## TASK STATEMENT
Copy out all the lines where "Gold" shows up.

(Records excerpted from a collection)

::::::

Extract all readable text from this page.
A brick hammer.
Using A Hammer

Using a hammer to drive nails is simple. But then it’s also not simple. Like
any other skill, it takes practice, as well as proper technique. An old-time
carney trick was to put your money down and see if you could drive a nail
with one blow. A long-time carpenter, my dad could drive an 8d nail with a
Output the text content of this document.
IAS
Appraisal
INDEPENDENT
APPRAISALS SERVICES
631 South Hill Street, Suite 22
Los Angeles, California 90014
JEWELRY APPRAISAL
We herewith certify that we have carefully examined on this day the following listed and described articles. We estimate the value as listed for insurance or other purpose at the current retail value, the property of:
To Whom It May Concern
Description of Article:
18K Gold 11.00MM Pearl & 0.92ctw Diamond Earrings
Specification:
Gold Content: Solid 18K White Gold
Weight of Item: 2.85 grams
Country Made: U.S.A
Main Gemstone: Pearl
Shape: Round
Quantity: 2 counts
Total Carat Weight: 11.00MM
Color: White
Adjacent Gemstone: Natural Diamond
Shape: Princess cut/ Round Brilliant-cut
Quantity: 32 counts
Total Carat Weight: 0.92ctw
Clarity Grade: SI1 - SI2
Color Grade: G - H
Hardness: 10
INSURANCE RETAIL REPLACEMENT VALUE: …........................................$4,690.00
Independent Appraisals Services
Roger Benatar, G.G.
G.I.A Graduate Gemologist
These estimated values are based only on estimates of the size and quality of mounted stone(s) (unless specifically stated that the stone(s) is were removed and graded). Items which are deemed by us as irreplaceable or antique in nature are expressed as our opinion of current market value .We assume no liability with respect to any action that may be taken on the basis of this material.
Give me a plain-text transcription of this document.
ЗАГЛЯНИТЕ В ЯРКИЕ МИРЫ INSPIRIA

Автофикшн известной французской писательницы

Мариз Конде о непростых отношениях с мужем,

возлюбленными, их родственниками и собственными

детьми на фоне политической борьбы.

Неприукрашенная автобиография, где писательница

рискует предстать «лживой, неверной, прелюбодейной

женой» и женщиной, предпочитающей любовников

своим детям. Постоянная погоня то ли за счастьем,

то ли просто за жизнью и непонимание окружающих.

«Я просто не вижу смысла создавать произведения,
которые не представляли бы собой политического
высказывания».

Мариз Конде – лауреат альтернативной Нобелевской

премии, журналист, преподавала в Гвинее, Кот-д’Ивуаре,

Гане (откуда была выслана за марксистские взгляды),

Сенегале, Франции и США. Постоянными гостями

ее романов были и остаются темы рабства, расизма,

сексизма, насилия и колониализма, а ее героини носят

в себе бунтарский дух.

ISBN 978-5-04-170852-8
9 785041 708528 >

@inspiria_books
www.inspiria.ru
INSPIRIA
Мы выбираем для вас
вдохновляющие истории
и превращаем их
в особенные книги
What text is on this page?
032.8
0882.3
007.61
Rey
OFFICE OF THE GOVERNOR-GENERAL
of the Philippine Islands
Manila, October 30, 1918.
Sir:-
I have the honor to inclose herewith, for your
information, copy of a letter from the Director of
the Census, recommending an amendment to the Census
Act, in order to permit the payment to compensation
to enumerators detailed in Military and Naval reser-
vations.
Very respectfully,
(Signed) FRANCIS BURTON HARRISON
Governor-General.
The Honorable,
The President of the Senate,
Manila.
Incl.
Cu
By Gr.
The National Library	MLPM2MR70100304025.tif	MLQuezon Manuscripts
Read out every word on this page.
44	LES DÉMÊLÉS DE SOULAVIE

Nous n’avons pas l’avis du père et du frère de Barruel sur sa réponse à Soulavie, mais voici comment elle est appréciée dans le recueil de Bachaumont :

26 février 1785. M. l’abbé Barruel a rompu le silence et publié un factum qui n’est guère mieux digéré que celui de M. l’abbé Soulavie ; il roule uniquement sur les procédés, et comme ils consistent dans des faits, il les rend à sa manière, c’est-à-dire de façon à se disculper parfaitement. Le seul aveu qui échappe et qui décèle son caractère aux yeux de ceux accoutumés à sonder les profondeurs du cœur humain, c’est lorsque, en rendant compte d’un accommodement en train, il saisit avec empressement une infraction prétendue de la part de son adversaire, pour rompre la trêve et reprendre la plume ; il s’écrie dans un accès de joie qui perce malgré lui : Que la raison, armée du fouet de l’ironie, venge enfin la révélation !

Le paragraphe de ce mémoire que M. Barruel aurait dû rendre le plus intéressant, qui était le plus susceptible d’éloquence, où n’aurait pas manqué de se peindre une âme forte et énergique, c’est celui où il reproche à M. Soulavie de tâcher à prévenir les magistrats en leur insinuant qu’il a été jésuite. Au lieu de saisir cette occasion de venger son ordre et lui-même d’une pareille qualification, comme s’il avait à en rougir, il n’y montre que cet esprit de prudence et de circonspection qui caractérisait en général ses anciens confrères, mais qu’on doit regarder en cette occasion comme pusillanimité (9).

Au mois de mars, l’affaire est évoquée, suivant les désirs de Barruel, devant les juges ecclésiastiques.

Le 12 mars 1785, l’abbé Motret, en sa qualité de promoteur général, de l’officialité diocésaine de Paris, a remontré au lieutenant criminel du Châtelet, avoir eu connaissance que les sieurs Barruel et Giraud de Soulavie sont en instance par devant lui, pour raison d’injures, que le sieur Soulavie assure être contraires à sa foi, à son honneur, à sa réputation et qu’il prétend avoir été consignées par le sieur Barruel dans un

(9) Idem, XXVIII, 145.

::::::

## CORRECT RESULT
18K Gold 11.00MM Pearl & 0.92ctw Diamond Earrings
Gold Content: Solid 18K White Gold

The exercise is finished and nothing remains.